Only a number is wanted here: the number of lines of the data that include "JSON".

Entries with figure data

▼▼▼

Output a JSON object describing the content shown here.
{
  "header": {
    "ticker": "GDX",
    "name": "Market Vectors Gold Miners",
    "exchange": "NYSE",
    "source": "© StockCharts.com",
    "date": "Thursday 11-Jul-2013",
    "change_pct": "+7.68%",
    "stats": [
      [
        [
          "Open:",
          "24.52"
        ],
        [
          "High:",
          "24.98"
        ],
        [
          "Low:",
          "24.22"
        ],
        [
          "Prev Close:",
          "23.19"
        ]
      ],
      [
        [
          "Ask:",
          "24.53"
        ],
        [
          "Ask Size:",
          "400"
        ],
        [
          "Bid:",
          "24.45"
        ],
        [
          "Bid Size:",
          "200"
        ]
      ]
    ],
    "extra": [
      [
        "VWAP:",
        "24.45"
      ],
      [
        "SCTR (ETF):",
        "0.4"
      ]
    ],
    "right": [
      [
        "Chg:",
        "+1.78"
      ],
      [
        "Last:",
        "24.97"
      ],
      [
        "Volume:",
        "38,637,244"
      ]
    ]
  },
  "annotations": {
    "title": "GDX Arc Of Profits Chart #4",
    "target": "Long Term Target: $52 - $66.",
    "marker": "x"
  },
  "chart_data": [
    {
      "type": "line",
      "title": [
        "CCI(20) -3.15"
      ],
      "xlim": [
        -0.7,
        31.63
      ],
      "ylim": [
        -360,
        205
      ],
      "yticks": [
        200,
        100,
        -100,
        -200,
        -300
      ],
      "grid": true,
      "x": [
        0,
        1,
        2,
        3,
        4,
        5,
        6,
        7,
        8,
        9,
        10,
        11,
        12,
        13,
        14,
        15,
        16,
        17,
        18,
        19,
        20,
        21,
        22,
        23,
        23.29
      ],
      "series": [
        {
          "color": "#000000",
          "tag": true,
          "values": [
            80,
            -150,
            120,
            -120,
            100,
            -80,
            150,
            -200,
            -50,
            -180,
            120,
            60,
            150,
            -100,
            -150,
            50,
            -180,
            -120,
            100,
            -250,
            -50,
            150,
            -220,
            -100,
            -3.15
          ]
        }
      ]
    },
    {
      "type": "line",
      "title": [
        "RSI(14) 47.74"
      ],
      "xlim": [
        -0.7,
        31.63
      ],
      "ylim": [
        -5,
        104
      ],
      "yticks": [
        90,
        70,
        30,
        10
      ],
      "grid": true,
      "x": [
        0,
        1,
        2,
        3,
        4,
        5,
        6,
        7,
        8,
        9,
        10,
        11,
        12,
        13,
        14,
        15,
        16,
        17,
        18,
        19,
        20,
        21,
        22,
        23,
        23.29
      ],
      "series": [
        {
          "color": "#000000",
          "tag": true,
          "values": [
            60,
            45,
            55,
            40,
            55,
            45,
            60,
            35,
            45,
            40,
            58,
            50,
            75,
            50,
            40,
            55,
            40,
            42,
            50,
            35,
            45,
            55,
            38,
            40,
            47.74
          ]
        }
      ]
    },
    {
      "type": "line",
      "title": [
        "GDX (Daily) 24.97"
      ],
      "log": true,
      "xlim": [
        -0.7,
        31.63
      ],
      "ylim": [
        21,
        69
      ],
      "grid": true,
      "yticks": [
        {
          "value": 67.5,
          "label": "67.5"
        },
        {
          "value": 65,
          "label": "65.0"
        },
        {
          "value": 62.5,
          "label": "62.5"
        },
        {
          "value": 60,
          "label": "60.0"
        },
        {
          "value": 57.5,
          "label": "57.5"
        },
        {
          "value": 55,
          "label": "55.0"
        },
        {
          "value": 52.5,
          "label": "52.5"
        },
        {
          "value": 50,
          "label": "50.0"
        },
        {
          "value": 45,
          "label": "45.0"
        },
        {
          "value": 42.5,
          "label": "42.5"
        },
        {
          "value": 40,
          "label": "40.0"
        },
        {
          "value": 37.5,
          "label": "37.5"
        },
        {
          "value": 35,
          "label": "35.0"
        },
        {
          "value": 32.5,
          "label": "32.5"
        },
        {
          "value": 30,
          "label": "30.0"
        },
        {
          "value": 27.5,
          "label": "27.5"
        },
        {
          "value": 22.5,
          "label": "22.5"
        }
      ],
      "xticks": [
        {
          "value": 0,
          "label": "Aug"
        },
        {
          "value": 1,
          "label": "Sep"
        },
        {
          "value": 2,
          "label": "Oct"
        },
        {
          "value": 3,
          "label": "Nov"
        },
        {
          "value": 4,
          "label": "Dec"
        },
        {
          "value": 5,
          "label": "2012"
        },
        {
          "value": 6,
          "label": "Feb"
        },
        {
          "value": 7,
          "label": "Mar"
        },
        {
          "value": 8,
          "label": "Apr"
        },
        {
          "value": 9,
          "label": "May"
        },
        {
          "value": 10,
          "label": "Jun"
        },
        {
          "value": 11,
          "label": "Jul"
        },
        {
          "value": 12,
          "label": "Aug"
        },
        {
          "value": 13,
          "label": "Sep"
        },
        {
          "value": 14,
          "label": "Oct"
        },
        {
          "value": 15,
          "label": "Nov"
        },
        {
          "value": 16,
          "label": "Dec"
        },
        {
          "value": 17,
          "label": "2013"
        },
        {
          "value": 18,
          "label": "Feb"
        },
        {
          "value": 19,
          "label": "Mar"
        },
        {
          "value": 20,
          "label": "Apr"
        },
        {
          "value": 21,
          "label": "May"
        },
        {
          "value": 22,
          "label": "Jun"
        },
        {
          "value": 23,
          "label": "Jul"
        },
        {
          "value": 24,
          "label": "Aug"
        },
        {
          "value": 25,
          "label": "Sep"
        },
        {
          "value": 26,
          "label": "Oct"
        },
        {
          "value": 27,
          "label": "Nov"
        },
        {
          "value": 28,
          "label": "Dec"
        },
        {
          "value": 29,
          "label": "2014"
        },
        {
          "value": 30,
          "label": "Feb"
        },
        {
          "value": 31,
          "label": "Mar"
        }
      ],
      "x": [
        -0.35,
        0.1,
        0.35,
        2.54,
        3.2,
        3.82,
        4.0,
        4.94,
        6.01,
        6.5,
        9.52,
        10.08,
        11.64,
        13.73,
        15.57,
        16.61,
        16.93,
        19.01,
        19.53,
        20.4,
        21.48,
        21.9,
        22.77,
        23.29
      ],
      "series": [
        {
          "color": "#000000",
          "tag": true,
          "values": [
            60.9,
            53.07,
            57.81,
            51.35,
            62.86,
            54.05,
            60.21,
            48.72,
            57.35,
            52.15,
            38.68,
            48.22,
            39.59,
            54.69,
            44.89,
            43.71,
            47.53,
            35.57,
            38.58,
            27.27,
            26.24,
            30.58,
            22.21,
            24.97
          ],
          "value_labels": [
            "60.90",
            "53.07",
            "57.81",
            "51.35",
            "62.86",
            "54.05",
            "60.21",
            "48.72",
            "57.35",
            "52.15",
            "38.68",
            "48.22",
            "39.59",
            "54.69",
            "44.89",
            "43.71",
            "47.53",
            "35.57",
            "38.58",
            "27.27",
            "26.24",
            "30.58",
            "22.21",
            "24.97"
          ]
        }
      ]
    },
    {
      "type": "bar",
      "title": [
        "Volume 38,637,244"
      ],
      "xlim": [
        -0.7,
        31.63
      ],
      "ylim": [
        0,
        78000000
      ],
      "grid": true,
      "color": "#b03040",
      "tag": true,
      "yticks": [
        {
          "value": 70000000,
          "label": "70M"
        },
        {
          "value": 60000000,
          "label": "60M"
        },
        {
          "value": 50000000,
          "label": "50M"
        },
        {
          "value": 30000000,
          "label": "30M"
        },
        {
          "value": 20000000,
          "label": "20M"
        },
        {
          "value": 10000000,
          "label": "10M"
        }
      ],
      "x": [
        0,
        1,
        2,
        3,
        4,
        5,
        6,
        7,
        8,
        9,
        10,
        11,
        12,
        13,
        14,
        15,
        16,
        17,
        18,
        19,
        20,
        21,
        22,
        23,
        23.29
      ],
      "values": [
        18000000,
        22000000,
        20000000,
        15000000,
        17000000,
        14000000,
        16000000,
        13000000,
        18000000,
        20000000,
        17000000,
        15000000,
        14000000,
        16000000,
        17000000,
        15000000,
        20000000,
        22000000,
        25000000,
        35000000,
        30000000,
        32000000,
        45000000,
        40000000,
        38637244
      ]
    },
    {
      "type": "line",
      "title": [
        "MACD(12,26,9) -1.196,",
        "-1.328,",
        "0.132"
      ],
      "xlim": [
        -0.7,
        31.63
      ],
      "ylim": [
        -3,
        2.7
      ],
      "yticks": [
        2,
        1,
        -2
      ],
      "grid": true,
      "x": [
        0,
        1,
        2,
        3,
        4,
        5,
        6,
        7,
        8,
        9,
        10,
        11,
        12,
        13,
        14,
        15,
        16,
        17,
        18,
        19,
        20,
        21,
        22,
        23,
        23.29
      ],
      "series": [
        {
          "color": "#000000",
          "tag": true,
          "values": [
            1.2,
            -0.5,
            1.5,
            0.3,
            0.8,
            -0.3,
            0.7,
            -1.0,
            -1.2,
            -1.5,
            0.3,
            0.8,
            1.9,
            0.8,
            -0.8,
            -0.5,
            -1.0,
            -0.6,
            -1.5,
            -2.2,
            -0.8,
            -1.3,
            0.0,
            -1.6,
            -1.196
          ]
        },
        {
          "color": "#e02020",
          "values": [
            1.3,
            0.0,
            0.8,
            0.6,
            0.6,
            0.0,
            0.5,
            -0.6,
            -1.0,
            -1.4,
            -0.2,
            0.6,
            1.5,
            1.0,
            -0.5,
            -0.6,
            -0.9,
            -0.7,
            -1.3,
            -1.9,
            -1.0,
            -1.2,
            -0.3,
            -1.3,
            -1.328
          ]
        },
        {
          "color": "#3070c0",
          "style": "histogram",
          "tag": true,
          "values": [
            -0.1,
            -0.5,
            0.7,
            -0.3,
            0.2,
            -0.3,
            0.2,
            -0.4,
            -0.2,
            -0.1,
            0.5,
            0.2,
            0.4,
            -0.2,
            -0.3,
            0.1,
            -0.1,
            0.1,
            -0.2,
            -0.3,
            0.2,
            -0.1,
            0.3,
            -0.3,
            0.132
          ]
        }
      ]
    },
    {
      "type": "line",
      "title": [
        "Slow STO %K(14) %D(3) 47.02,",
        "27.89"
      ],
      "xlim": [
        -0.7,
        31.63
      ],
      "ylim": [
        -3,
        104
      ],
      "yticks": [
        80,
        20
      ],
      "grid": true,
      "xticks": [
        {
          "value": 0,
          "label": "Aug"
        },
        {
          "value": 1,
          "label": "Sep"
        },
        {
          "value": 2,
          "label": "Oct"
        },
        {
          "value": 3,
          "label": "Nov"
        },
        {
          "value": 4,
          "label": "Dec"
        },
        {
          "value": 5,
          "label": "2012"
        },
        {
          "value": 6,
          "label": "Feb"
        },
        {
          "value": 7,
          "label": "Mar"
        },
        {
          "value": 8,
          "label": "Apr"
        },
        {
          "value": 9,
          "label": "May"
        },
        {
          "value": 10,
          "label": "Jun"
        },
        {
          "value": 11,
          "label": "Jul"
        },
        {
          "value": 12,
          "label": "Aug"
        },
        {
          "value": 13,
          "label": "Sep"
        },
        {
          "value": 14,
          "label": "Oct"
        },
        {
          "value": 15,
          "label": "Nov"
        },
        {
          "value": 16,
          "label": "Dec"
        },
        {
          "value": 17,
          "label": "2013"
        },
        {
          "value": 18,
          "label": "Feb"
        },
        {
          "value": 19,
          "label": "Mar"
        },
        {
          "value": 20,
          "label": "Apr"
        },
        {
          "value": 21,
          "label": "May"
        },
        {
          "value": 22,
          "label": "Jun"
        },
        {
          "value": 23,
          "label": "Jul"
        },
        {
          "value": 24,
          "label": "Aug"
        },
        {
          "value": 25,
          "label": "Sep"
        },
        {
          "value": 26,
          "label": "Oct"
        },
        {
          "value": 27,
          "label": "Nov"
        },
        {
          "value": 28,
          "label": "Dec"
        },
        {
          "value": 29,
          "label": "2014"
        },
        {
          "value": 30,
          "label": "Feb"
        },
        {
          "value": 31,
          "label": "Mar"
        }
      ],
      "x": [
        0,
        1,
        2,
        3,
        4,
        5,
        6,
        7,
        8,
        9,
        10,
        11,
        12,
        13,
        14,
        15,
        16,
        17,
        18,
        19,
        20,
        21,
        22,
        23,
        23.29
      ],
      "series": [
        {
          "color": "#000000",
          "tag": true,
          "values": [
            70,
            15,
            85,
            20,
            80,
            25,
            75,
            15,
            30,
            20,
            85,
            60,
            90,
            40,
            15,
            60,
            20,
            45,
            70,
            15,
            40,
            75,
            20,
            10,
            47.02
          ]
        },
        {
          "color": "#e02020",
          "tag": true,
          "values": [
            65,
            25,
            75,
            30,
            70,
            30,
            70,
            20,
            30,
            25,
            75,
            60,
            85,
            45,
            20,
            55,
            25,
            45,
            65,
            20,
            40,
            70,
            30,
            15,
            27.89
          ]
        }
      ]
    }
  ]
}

▲▲▲
▼▼▼

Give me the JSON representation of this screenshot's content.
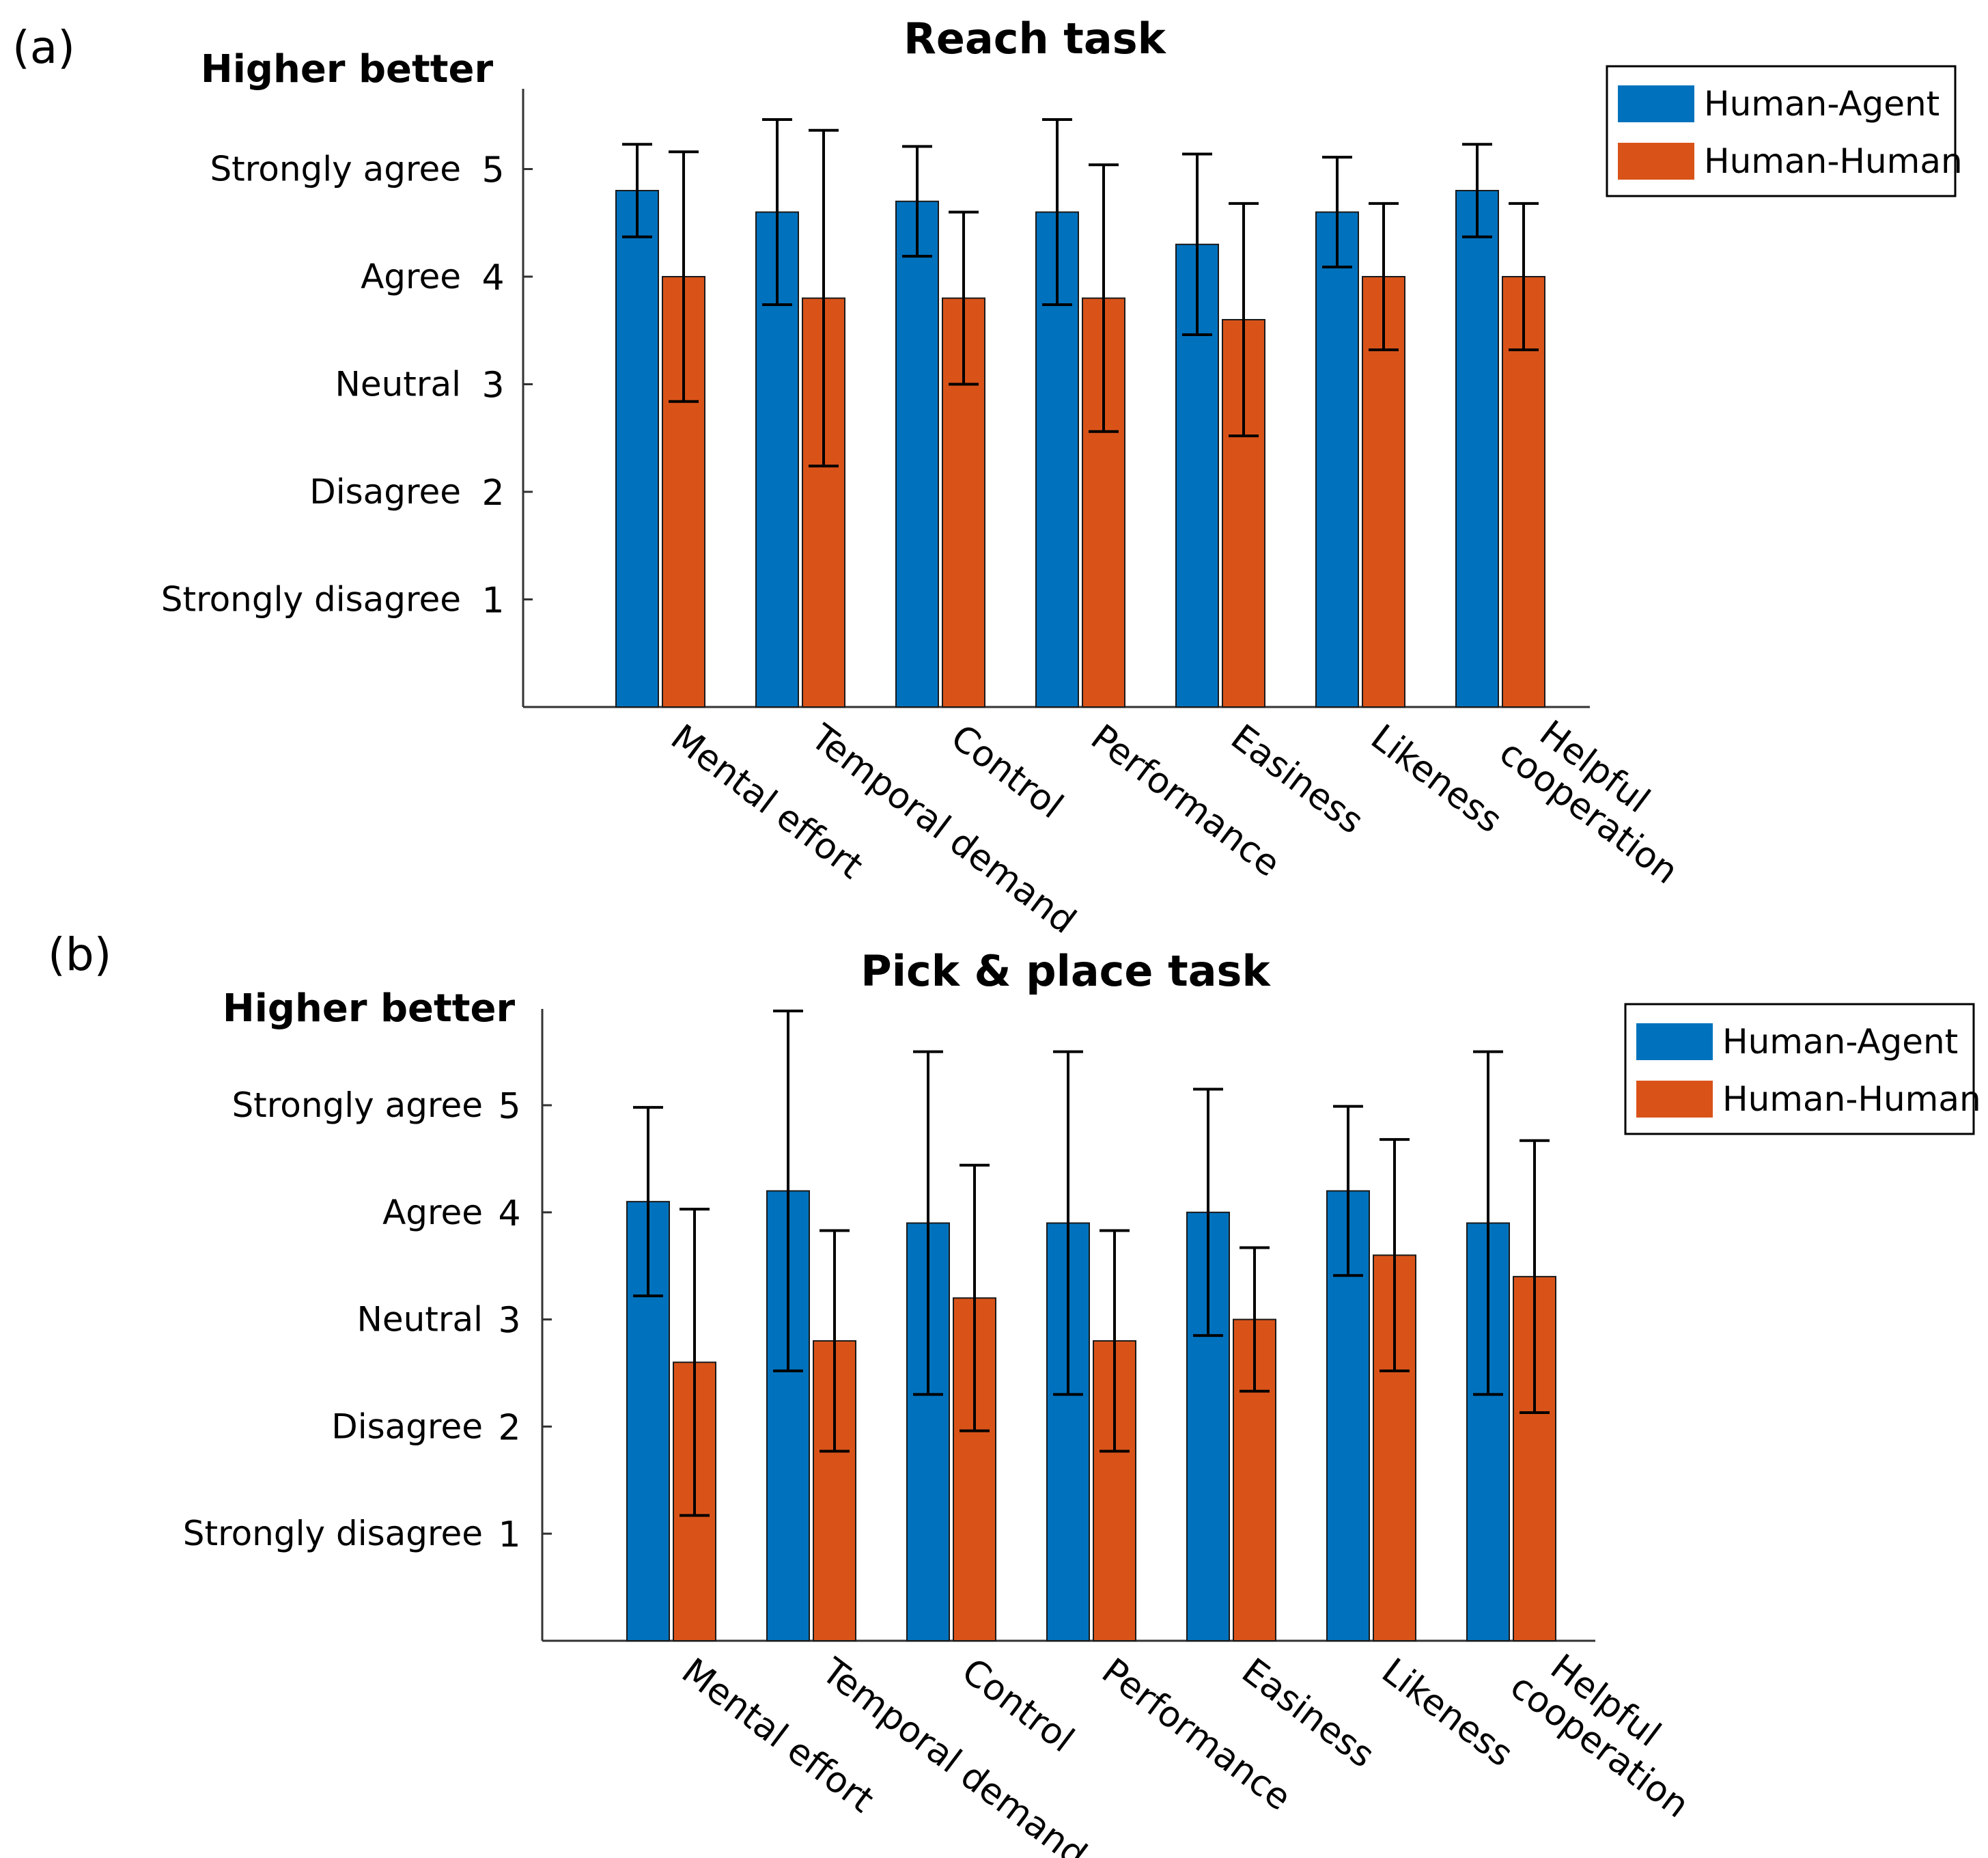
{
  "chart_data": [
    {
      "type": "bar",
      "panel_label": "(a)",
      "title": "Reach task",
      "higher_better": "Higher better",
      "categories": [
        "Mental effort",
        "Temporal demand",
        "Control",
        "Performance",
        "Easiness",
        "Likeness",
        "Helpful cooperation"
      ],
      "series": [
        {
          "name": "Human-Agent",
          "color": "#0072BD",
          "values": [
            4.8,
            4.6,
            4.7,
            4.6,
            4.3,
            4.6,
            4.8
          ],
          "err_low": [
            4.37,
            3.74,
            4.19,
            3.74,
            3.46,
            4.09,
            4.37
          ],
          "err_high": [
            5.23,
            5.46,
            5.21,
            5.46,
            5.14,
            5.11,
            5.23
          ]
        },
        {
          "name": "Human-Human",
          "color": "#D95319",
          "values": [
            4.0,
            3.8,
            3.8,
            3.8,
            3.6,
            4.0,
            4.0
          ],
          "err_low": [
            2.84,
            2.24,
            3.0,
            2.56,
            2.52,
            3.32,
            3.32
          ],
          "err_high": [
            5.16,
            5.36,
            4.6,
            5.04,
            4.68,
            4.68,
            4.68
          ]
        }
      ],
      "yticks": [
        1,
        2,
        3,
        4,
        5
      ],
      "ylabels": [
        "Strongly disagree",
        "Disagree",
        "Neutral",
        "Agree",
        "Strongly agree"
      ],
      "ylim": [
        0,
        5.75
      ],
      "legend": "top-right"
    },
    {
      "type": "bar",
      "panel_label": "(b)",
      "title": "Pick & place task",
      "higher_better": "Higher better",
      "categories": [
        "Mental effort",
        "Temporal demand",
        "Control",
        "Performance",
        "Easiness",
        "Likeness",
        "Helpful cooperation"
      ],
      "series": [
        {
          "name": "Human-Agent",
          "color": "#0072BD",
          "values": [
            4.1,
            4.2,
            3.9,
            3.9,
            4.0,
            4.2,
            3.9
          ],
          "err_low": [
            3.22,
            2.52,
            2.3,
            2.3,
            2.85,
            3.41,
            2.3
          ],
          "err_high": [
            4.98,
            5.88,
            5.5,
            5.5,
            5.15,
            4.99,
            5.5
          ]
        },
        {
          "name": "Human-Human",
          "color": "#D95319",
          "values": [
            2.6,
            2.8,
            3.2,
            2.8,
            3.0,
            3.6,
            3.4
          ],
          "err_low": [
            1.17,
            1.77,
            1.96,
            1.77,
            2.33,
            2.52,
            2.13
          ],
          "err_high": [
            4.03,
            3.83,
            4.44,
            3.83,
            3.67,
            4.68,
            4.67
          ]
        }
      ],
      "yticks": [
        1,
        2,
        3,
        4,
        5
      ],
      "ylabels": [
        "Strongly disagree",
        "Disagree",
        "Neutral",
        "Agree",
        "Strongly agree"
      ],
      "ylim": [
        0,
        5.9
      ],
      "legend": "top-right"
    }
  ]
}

▲▲▲

• [WRITTEN RESPONSE]: 2